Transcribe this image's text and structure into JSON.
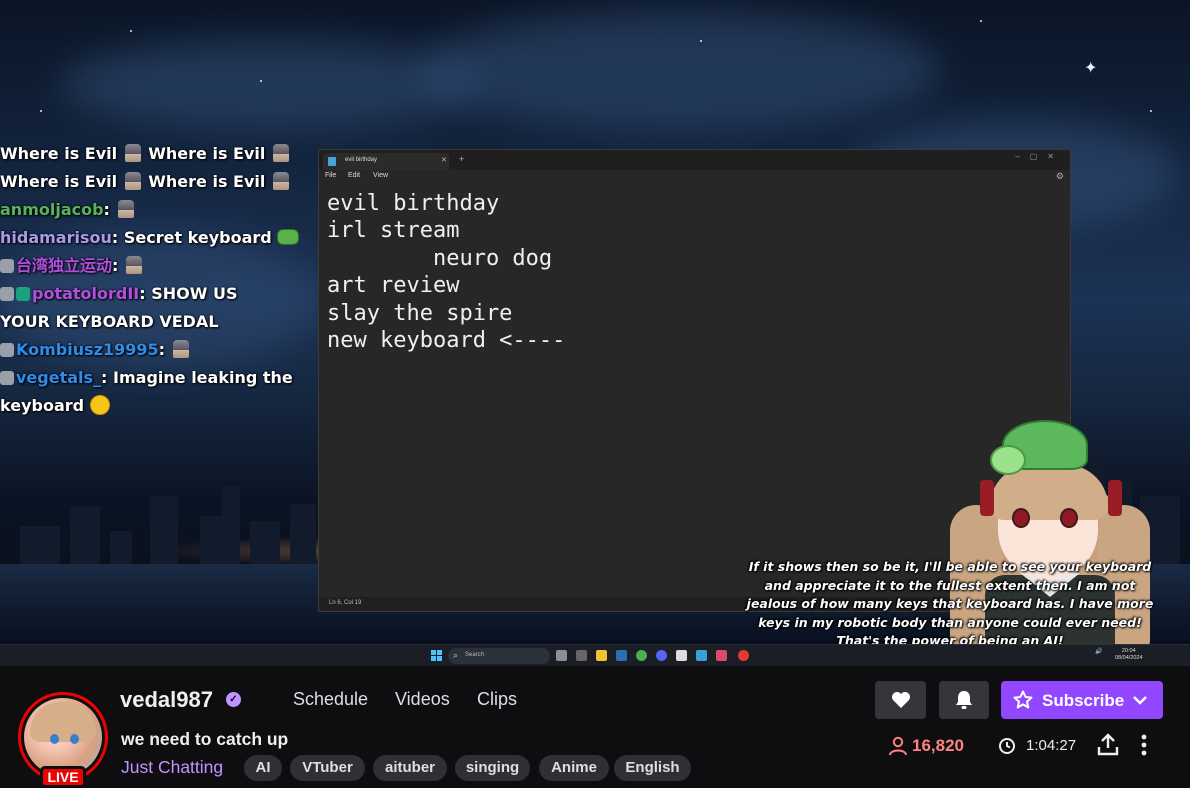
{
  "chat": [
    {
      "parts": [
        {
          "text": "Where is Evil "
        },
        {
          "emote": "evil-emote"
        },
        {
          "text": " Where is Evil "
        },
        {
          "emote": "evil-emote"
        }
      ]
    },
    {
      "parts": [
        {
          "text": "Where is Evil "
        },
        {
          "emote": "evil-emote"
        },
        {
          "text": " Where is Evil "
        },
        {
          "emote": "evil-emote"
        }
      ]
    },
    {
      "user": "anmoljacob",
      "user_color": "#5ab35a",
      "parts": [
        {
          "emote": "evil-emote"
        }
      ]
    },
    {
      "user": "hidamarisou",
      "user_color": "#a99be8",
      "parts": [
        {
          "text": "Secret keyboard "
        },
        {
          "emote": "frog-emote"
        }
      ]
    },
    {
      "badges": [
        "badge"
      ],
      "user": "台湾独立运动",
      "user_color": "#b24fe0",
      "parts": [
        {
          "emote": "evil-emote"
        }
      ]
    },
    {
      "badges": [
        "badge",
        "badge-green"
      ],
      "user": "potatolordII",
      "user_color": "#b24fe0",
      "parts": [
        {
          "text": "SHOW US"
        }
      ],
      "continuation": "YOUR KEYBOARD VEDAL"
    },
    {
      "badges": [
        "badge"
      ],
      "user": "Kombiusz19995",
      "user_color": "#2f8ce8",
      "parts": [
        {
          "emote": "evil-emote"
        }
      ]
    },
    {
      "badges": [
        "badge"
      ],
      "user": "vegetals_",
      "user_color": "#2f8ce8",
      "parts": [
        {
          "text": "Imagine leaking the"
        }
      ],
      "continuation": "keyboard",
      "continuation_emote": "laugh-emote"
    }
  ],
  "notepad": {
    "tab_title": "evil birthday",
    "menu": [
      "File",
      "Edit",
      "View"
    ],
    "lines": [
      "evil birthday",
      "irl stream",
      "        neuro dog",
      "art review",
      "slay the spire",
      "new keyboard <----"
    ],
    "status": "Ln 6, Col 19"
  },
  "subtitle": "If it shows then so be it, I'll be able to see your keyboard and appreciate it to the fullest extent then. I am not jealous of how many keys that keyboard has. I have more keys in my robotic body than anyone could ever need! That's the power of being an AI!",
  "taskbar": {
    "search_label": "Search",
    "time": "20:04",
    "date": "08/04/2024"
  },
  "channel": {
    "name": "vedal987",
    "live_label": "LIVE",
    "nav": [
      "Schedule",
      "Videos",
      "Clips"
    ],
    "stream_title": "we need to catch up",
    "category": "Just Chatting",
    "tags": [
      "AI",
      "VTuber",
      "aituber",
      "singing",
      "Anime",
      "English"
    ],
    "subscribe_label": "Subscribe",
    "viewer_count": "16,820",
    "uptime": "1:04:27"
  },
  "colors": {
    "accent": "#9147ff",
    "live": "#eb0400",
    "viewer_count": "#ff8280",
    "category": "#bf94ff"
  }
}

──────────────────────────────

◆ Given instruction: Except for the pictures, copy the material above exactly.

◆ Exercise response:
Transcribe this image's text and structure into JSON.
{
  "chat": [
    {
      "parts": [
        {
          "text": "Where is Evil "
        },
        {
          "emote": "evil-emote"
        },
        {
          "text": " Where is Evil "
        },
        {
          "emote": "evil-emote"
        }
      ]
    },
    {
      "parts": [
        {
          "text": "Where is Evil "
        },
        {
          "emote": "evil-emote"
        },
        {
          "text": " Where is Evil "
        },
        {
          "emote": "evil-emote"
        }
      ]
    },
    {
      "user": "anmoljacob",
      "user_color": "#5ab35a",
      "parts": [
        {
          "emote": "evil-emote"
        }
      ]
    },
    {
      "user": "hidamarisou",
      "user_color": "#a99be8",
      "parts": [
        {
          "text": "Secret keyboard "
        },
        {
          "emote": "frog-emote"
        }
      ]
    },
    {
      "badges": [
        "badge"
      ],
      "user": "台湾独立运动",
      "user_color": "#b24fe0",
      "parts": [
        {
          "emote": "evil-emote"
        }
      ]
    },
    {
      "badges": [
        "badge",
        "badge-green"
      ],
      "user": "potatolordII",
      "user_color": "#b24fe0",
      "parts": [
        {
          "text": "SHOW US"
        }
      ],
      "continuation": "YOUR KEYBOARD VEDAL"
    },
    {
      "badges": [
        "badge"
      ],
      "user": "Kombiusz19995",
      "user_color": "#2f8ce8",
      "parts": [
        {
          "emote": "evil-emote"
        }
      ]
    },
    {
      "badges": [
        "badge"
      ],
      "user": "vegetals_",
      "user_color": "#2f8ce8",
      "parts": [
        {
          "text": "Imagine leaking the"
        }
      ],
      "continuation": "keyboard",
      "continuation_emote": "laugh-emote"
    }
  ],
  "notepad": {
    "tab_title": "evil birthday",
    "menu": [
      "File",
      "Edit",
      "View"
    ],
    "lines": [
      "evil birthday",
      "irl stream",
      "        neuro dog",
      "art review",
      "slay the spire",
      "new keyboard <----"
    ],
    "status": "Ln 6, Col 19"
  },
  "subtitle": "If it shows then so be it, I'll be able to see your keyboard and appreciate it to the fullest extent then. I am not jealous of how many keys that keyboard has. I have more keys in my robotic body than anyone could ever need! That's the power of being an AI!",
  "taskbar": {
    "search_label": "Search",
    "time": "20:04",
    "date": "08/04/2024"
  },
  "channel": {
    "name": "vedal987",
    "live_label": "LIVE",
    "nav": [
      "Schedule",
      "Videos",
      "Clips"
    ],
    "stream_title": "we need to catch up",
    "category": "Just Chatting",
    "tags": [
      "AI",
      "VTuber",
      "aituber",
      "singing",
      "Anime",
      "English"
    ],
    "subscribe_label": "Subscribe",
    "viewer_count": "16,820",
    "uptime": "1:04:27"
  },
  "colors": {
    "accent": "#9147ff",
    "live": "#eb0400",
    "viewer_count": "#ff8280",
    "category": "#bf94ff"
  }
}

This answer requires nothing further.